* _Aim_: Give all of the lines again, with nothing added or dropped.

+++

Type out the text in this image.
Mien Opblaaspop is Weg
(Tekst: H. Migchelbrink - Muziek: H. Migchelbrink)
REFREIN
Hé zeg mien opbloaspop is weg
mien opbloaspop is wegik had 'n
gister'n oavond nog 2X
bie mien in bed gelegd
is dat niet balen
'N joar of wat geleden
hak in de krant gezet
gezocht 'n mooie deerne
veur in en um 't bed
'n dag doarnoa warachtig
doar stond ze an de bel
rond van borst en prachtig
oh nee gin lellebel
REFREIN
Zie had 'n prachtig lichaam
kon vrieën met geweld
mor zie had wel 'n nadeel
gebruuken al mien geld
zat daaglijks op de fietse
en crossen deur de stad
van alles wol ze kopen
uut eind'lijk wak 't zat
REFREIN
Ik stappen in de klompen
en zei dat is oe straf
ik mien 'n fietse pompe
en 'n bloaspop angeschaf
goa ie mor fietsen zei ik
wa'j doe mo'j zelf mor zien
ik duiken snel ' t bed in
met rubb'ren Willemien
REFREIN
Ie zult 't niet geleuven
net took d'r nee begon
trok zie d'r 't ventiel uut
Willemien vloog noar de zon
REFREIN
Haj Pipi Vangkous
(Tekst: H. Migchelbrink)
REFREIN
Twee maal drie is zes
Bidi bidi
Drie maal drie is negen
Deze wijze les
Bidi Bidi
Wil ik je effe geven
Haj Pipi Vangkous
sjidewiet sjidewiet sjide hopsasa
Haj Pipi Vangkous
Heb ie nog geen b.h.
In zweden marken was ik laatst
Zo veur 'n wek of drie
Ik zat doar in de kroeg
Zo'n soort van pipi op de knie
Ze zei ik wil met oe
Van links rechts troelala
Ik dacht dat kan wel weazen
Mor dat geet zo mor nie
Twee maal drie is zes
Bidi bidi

+++

* _Written solution_:
Type out the text in this image.
Mien Opblaaspop is Weg
(Tekst: H. Migchelbrink - Muziek: H. Migchelbrink)
REFREIN
Hé zeg mien opbloaspop is weg
mien opbloaspop is wegik had 'n
gister'n oavond nog 2X
bie mien in bed gelegd
is dat niet balen
'N joar of wat geleden
hak in de krant gezet
gezocht 'n mooie deerne
veur in en um 't bed
'n dag doarnoa warachtig
doar stond ze an de bel
rond van borst en prachtig
oh nee gin lellebel
REFREIN
Zie had 'n prachtig lichaam
kon vrieën met geweld
mor zie had wel 'n nadeel
gebruuken al mien geld
zat daaglijks op de fietse
en crossen deur de stad
van alles wol ze kopen
uut eind'lijk wak 't zat
REFREIN
Ik stappen in de klompen
en zei dat is oe straf
ik mien 'n fietse pompe
en 'n bloaspop angeschaf
goa ie mor fietsen zei ik
wa'j doe mo'j zelf mor zien
ik duiken snel ' t bed in
met rubb'ren Willemien
REFREIN
Ie zult 't niet geleuven
net took d'r nee begon
trok zie d'r 't ventiel uut
Willemien vloog noar de zon
REFREIN
Haj Pipi Vangkous
(Tekst: H. Migchelbrink)
REFREIN
Twee maal drie is zes
Bidi bidi
Drie maal drie is negen
Deze wijze les
Bidi Bidi
Wil ik je effe geven
Haj Pipi Vangkous
sjidewiet sjidewiet sjide hopsasa
Haj Pipi Vangkous
Heb ie nog geen b.h.
In zweden marken was ik laatst
Zo veur 'n wek of drie
Ik zat doar in de kroeg
Zo'n soort van pipi op de knie
Ze zei ik wil met oe
Van links rechts troelala
Ik dacht dat kan wel weazen
Mor dat geet zo mor nie
Twee maal drie is zes
Bidi bidi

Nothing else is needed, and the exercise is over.